**PROVIDED MATERIAL:**
****

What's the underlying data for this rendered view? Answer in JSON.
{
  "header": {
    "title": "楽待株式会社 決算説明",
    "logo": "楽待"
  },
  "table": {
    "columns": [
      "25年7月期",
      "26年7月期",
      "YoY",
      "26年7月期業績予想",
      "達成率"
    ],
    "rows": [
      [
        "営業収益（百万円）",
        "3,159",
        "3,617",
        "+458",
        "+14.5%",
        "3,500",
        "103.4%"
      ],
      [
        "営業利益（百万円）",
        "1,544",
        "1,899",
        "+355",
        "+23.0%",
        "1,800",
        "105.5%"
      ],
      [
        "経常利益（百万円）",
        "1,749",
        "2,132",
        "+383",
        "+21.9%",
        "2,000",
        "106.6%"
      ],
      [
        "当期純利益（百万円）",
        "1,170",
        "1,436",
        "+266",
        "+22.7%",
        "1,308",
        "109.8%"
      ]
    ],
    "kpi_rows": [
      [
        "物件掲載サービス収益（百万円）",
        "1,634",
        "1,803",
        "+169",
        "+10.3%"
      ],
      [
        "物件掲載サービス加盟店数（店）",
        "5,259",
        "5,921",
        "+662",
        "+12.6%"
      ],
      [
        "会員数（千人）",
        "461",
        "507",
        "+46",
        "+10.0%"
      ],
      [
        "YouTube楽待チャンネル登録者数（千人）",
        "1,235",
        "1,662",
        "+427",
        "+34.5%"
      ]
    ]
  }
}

****

**CHALLENGE:** Using the listing above, please repeat every entry exactly.

**SOLUTION TO THE EXERCISE:**
What's the underlying data for this rendered view? Answer in JSON.
{
  "header": {
    "title": "楽待株式会社 決算説明",
    "logo": "楽待"
  },
  "table": {
    "columns": [
      "25年7月期",
      "26年7月期",
      "YoY",
      "26年7月期業績予想",
      "達成率"
    ],
    "rows": [
      [
        "営業収益（百万円）",
        "3,159",
        "3,617",
        "+458",
        "+14.5%",
        "3,500",
        "103.4%"
      ],
      [
        "営業利益（百万円）",
        "1,544",
        "1,899",
        "+355",
        "+23.0%",
        "1,800",
        "105.5%"
      ],
      [
        "経常利益（百万円）",
        "1,749",
        "2,132",
        "+383",
        "+21.9%",
        "2,000",
        "106.6%"
      ],
      [
        "当期純利益（百万円）",
        "1,170",
        "1,436",
        "+266",
        "+22.7%",
        "1,308",
        "109.8%"
      ]
    ],
    "kpi_rows": [
      [
        "物件掲載サービス収益（百万円）",
        "1,634",
        "1,803",
        "+169",
        "+10.3%"
      ],
      [
        "物件掲載サービス加盟店数（店）",
        "5,259",
        "5,921",
        "+662",
        "+12.6%"
      ],
      [
        "会員数（千人）",
        "461",
        "507",
        "+46",
        "+10.0%"
      ],
      [
        "YouTube楽待チャンネル登録者数（千人）",
        "1,235",
        "1,662",
        "+427",
        "+34.5%"
      ]
    ]
  }
}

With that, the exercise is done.